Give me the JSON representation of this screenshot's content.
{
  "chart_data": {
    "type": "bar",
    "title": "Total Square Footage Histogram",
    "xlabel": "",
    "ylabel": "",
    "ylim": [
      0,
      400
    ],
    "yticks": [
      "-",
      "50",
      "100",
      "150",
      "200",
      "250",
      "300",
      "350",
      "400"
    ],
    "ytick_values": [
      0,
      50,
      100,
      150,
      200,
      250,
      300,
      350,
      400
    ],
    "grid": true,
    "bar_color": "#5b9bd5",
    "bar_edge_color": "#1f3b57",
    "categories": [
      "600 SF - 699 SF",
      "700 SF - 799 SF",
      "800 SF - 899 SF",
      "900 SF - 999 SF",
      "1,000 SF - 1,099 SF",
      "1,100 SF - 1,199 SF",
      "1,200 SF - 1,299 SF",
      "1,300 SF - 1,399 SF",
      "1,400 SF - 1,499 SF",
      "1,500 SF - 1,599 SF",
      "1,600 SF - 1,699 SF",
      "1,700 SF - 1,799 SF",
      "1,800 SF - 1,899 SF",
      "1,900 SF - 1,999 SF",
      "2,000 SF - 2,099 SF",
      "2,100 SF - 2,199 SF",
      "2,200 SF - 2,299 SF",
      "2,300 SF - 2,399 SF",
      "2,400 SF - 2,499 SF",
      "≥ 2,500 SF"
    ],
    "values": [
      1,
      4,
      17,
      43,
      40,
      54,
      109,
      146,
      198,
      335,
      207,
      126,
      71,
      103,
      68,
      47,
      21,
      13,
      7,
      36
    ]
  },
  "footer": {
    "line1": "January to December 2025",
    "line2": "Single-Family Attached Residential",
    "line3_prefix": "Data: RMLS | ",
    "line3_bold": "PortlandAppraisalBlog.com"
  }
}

=====

_Given request_. Please set down the whole listing above without altering a single line.

_The completed task_.
Give me the JSON representation of this screenshot's content.
{
  "chart_data": {
    "type": "bar",
    "title": "Total Square Footage Histogram",
    "xlabel": "",
    "ylabel": "",
    "ylim": [
      0,
      400
    ],
    "yticks": [
      "-",
      "50",
      "100",
      "150",
      "200",
      "250",
      "300",
      "350",
      "400"
    ],
    "ytick_values": [
      0,
      50,
      100,
      150,
      200,
      250,
      300,
      350,
      400
    ],
    "grid": true,
    "bar_color": "#5b9bd5",
    "bar_edge_color": "#1f3b57",
    "categories": [
      "600 SF - 699 SF",
      "700 SF - 799 SF",
      "800 SF - 899 SF",
      "900 SF - 999 SF",
      "1,000 SF - 1,099 SF",
      "1,100 SF - 1,199 SF",
      "1,200 SF - 1,299 SF",
      "1,300 SF - 1,399 SF",
      "1,400 SF - 1,499 SF",
      "1,500 SF - 1,599 SF",
      "1,600 SF - 1,699 SF",
      "1,700 SF - 1,799 SF",
      "1,800 SF - 1,899 SF",
      "1,900 SF - 1,999 SF",
      "2,000 SF - 2,099 SF",
      "2,100 SF - 2,199 SF",
      "2,200 SF - 2,299 SF",
      "2,300 SF - 2,399 SF",
      "2,400 SF - 2,499 SF",
      "≥ 2,500 SF"
    ],
    "values": [
      1,
      4,
      17,
      43,
      40,
      54,
      109,
      146,
      198,
      335,
      207,
      126,
      71,
      103,
      68,
      47,
      21,
      13,
      7,
      36
    ]
  },
  "footer": {
    "line1": "January to December 2025",
    "line2": "Single-Family Attached Residential",
    "line3_prefix": "Data: RMLS | ",
    "line3_bold": "PortlandAppraisalBlog.com"
  }
}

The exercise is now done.